**TASK GOAL**
The output should be identical to the entries that follow.

**EXCERPTED RECORDS**

==========

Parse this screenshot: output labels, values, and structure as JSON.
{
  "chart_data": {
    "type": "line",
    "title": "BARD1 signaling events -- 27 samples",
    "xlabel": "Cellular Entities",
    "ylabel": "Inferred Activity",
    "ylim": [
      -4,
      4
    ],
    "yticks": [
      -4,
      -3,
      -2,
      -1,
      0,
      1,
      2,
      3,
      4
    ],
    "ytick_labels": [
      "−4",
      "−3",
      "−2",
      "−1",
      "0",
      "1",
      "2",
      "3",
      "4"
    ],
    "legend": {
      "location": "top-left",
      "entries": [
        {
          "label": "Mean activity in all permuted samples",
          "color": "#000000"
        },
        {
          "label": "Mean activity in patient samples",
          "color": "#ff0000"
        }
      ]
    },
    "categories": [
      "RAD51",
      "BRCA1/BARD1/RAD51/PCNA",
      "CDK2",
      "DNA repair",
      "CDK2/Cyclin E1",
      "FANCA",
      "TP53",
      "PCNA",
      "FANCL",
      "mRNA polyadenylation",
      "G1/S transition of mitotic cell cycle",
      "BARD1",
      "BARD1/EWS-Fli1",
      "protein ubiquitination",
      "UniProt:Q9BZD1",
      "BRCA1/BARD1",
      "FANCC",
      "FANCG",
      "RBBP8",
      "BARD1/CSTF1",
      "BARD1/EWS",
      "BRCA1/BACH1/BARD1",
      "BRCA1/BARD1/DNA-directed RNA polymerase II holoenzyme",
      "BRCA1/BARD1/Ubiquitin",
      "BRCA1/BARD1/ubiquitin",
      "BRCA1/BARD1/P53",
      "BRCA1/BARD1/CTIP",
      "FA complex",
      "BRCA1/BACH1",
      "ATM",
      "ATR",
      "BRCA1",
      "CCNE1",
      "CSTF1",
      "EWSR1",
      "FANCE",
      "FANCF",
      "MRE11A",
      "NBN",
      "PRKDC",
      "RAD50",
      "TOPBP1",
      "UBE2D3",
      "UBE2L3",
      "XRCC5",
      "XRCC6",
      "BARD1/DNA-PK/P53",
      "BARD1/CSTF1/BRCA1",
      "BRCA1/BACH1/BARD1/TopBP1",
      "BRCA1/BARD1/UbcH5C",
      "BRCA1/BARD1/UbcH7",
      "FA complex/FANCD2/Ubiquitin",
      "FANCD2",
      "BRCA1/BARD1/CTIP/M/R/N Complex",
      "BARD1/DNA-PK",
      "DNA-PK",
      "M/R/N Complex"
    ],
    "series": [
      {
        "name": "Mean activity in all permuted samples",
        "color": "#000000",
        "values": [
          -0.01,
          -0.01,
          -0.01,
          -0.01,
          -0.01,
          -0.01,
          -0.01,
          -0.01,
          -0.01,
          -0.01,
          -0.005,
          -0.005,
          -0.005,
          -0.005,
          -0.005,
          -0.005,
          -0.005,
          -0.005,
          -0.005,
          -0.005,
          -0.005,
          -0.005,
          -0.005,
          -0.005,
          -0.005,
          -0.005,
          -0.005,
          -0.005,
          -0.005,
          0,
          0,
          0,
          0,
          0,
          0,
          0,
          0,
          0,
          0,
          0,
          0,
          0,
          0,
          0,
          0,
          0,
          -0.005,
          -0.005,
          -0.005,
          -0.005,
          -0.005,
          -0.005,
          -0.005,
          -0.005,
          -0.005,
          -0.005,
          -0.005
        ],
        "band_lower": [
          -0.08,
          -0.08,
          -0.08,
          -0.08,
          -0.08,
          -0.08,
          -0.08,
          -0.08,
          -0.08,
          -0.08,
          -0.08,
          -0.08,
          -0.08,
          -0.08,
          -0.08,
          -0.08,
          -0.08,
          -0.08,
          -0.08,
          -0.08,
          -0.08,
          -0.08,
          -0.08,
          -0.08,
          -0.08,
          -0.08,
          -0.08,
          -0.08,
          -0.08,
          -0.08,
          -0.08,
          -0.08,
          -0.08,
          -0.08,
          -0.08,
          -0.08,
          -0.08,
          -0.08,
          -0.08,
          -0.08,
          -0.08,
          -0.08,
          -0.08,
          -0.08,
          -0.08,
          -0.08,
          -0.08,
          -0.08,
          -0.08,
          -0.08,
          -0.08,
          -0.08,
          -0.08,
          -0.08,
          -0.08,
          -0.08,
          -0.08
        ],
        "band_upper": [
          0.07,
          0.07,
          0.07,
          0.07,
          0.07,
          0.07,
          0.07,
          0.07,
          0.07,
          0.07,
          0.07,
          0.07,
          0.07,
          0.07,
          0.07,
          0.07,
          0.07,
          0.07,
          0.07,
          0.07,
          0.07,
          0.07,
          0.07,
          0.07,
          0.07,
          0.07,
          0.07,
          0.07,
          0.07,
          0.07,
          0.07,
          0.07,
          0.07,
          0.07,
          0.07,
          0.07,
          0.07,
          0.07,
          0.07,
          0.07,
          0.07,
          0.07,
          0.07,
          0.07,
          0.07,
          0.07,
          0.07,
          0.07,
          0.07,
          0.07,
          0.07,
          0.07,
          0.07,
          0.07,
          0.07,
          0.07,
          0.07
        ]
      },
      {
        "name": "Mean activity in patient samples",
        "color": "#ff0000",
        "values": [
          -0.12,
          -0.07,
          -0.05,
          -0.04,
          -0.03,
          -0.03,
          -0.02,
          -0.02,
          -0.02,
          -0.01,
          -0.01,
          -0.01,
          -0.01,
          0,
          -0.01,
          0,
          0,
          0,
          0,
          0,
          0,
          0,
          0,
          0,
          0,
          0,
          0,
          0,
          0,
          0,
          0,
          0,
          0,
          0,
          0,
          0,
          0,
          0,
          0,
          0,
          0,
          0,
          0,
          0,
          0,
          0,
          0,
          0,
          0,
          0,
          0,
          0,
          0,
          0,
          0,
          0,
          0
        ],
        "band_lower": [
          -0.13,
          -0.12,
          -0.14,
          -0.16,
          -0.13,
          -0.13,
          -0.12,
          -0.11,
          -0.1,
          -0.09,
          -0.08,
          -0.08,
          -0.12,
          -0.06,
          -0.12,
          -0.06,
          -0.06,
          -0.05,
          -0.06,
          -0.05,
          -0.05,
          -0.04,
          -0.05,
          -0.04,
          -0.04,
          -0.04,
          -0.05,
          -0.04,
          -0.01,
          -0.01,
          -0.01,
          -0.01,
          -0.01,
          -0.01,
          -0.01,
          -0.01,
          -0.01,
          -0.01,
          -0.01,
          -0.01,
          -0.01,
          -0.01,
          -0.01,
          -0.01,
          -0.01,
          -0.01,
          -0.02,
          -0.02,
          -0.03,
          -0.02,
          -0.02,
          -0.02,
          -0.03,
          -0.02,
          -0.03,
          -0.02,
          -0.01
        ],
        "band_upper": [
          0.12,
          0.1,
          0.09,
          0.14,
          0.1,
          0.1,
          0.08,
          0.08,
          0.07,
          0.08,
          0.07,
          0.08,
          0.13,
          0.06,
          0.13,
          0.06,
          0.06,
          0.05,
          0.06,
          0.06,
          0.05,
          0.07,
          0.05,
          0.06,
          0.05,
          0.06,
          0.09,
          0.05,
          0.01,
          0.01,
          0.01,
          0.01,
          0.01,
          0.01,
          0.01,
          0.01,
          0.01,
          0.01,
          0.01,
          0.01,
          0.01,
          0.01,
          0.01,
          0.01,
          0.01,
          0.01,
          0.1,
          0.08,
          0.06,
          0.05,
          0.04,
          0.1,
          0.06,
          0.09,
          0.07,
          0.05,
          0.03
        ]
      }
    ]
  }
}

==========

**YOUR RESPONSE**
Parse this screenshot: output labels, values, and structure as JSON.
{
  "chart_data": {
    "type": "line",
    "title": "BARD1 signaling events -- 27 samples",
    "xlabel": "Cellular Entities",
    "ylabel": "Inferred Activity",
    "ylim": [
      -4,
      4
    ],
    "yticks": [
      -4,
      -3,
      -2,
      -1,
      0,
      1,
      2,
      3,
      4
    ],
    "ytick_labels": [
      "−4",
      "−3",
      "−2",
      "−1",
      "0",
      "1",
      "2",
      "3",
      "4"
    ],
    "legend": {
      "location": "top-left",
      "entries": [
        {
          "label": "Mean activity in all permuted samples",
          "color": "#000000"
        },
        {
          "label": "Mean activity in patient samples",
          "color": "#ff0000"
        }
      ]
    },
    "categories": [
      "RAD51",
      "BRCA1/BARD1/RAD51/PCNA",
      "CDK2",
      "DNA repair",
      "CDK2/Cyclin E1",
      "FANCA",
      "TP53",
      "PCNA",
      "FANCL",
      "mRNA polyadenylation",
      "G1/S transition of mitotic cell cycle",
      "BARD1",
      "BARD1/EWS-Fli1",
      "protein ubiquitination",
      "UniProt:Q9BZD1",
      "BRCA1/BARD1",
      "FANCC",
      "FANCG",
      "RBBP8",
      "BARD1/CSTF1",
      "BARD1/EWS",
      "BRCA1/BACH1/BARD1",
      "BRCA1/BARD1/DNA-directed RNA polymerase II holoenzyme",
      "BRCA1/BARD1/Ubiquitin",
      "BRCA1/BARD1/ubiquitin",
      "BRCA1/BARD1/P53",
      "BRCA1/BARD1/CTIP",
      "FA complex",
      "BRCA1/BACH1",
      "ATM",
      "ATR",
      "BRCA1",
      "CCNE1",
      "CSTF1",
      "EWSR1",
      "FANCE",
      "FANCF",
      "MRE11A",
      "NBN",
      "PRKDC",
      "RAD50",
      "TOPBP1",
      "UBE2D3",
      "UBE2L3",
      "XRCC5",
      "XRCC6",
      "BARD1/DNA-PK/P53",
      "BARD1/CSTF1/BRCA1",
      "BRCA1/BACH1/BARD1/TopBP1",
      "BRCA1/BARD1/UbcH5C",
      "BRCA1/BARD1/UbcH7",
      "FA complex/FANCD2/Ubiquitin",
      "FANCD2",
      "BRCA1/BARD1/CTIP/M/R/N Complex",
      "BARD1/DNA-PK",
      "DNA-PK",
      "M/R/N Complex"
    ],
    "series": [
      {
        "name": "Mean activity in all permuted samples",
        "color": "#000000",
        "values": [
          -0.01,
          -0.01,
          -0.01,
          -0.01,
          -0.01,
          -0.01,
          -0.01,
          -0.01,
          -0.01,
          -0.01,
          -0.005,
          -0.005,
          -0.005,
          -0.005,
          -0.005,
          -0.005,
          -0.005,
          -0.005,
          -0.005,
          -0.005,
          -0.005,
          -0.005,
          -0.005,
          -0.005,
          -0.005,
          -0.005,
          -0.005,
          -0.005,
          -0.005,
          0,
          0,
          0,
          0,
          0,
          0,
          0,
          0,
          0,
          0,
          0,
          0,
          0,
          0,
          0,
          0,
          0,
          -0.005,
          -0.005,
          -0.005,
          -0.005,
          -0.005,
          -0.005,
          -0.005,
          -0.005,
          -0.005,
          -0.005,
          -0.005
        ],
        "band_lower": [
          -0.08,
          -0.08,
          -0.08,
          -0.08,
          -0.08,
          -0.08,
          -0.08,
          -0.08,
          -0.08,
          -0.08,
          -0.08,
          -0.08,
          -0.08,
          -0.08,
          -0.08,
          -0.08,
          -0.08,
          -0.08,
          -0.08,
          -0.08,
          -0.08,
          -0.08,
          -0.08,
          -0.08,
          -0.08,
          -0.08,
          -0.08,
          -0.08,
          -0.08,
          -0.08,
          -0.08,
          -0.08,
          -0.08,
          -0.08,
          -0.08,
          -0.08,
          -0.08,
          -0.08,
          -0.08,
          -0.08,
          -0.08,
          -0.08,
          -0.08,
          -0.08,
          -0.08,
          -0.08,
          -0.08,
          -0.08,
          -0.08,
          -0.08,
          -0.08,
          -0.08,
          -0.08,
          -0.08,
          -0.08,
          -0.08,
          -0.08
        ],
        "band_upper": [
          0.07,
          0.07,
          0.07,
          0.07,
          0.07,
          0.07,
          0.07,
          0.07,
          0.07,
          0.07,
          0.07,
          0.07,
          0.07,
          0.07,
          0.07,
          0.07,
          0.07,
          0.07,
          0.07,
          0.07,
          0.07,
          0.07,
          0.07,
          0.07,
          0.07,
          0.07,
          0.07,
          0.07,
          0.07,
          0.07,
          0.07,
          0.07,
          0.07,
          0.07,
          0.07,
          0.07,
          0.07,
          0.07,
          0.07,
          0.07,
          0.07,
          0.07,
          0.07,
          0.07,
          0.07,
          0.07,
          0.07,
          0.07,
          0.07,
          0.07,
          0.07,
          0.07,
          0.07,
          0.07,
          0.07,
          0.07,
          0.07
        ]
      },
      {
        "name": "Mean activity in patient samples",
        "color": "#ff0000",
        "values": [
          -0.12,
          -0.07,
          -0.05,
          -0.04,
          -0.03,
          -0.03,
          -0.02,
          -0.02,
          -0.02,
          -0.01,
          -0.01,
          -0.01,
          -0.01,
          0,
          -0.01,
          0,
          0,
          0,
          0,
          0,
          0,
          0,
          0,
          0,
          0,
          0,
          0,
          0,
          0,
          0,
          0,
          0,
          0,
          0,
          0,
          0,
          0,
          0,
          0,
          0,
          0,
          0,
          0,
          0,
          0,
          0,
          0,
          0,
          0,
          0,
          0,
          0,
          0,
          0,
          0,
          0,
          0
        ],
        "band_lower": [
          -0.13,
          -0.12,
          -0.14,
          -0.16,
          -0.13,
          -0.13,
          -0.12,
          -0.11,
          -0.1,
          -0.09,
          -0.08,
          -0.08,
          -0.12,
          -0.06,
          -0.12,
          -0.06,
          -0.06,
          -0.05,
          -0.06,
          -0.05,
          -0.05,
          -0.04,
          -0.05,
          -0.04,
          -0.04,
          -0.04,
          -0.05,
          -0.04,
          -0.01,
          -0.01,
          -0.01,
          -0.01,
          -0.01,
          -0.01,
          -0.01,
          -0.01,
          -0.01,
          -0.01,
          -0.01,
          -0.01,
          -0.01,
          -0.01,
          -0.01,
          -0.01,
          -0.01,
          -0.01,
          -0.02,
          -0.02,
          -0.03,
          -0.02,
          -0.02,
          -0.02,
          -0.03,
          -0.02,
          -0.03,
          -0.02,
          -0.01
        ],
        "band_upper": [
          0.12,
          0.1,
          0.09,
          0.14,
          0.1,
          0.1,
          0.08,
          0.08,
          0.07,
          0.08,
          0.07,
          0.08,
          0.13,
          0.06,
          0.13,
          0.06,
          0.06,
          0.05,
          0.06,
          0.06,
          0.05,
          0.07,
          0.05,
          0.06,
          0.05,
          0.06,
          0.09,
          0.05,
          0.01,
          0.01,
          0.01,
          0.01,
          0.01,
          0.01,
          0.01,
          0.01,
          0.01,
          0.01,
          0.01,
          0.01,
          0.01,
          0.01,
          0.01,
          0.01,
          0.01,
          0.01,
          0.1,
          0.08,
          0.06,
          0.05,
          0.04,
          0.1,
          0.06,
          0.09,
          0.07,
          0.05,
          0.03
        ]
      }
    ]
  }
}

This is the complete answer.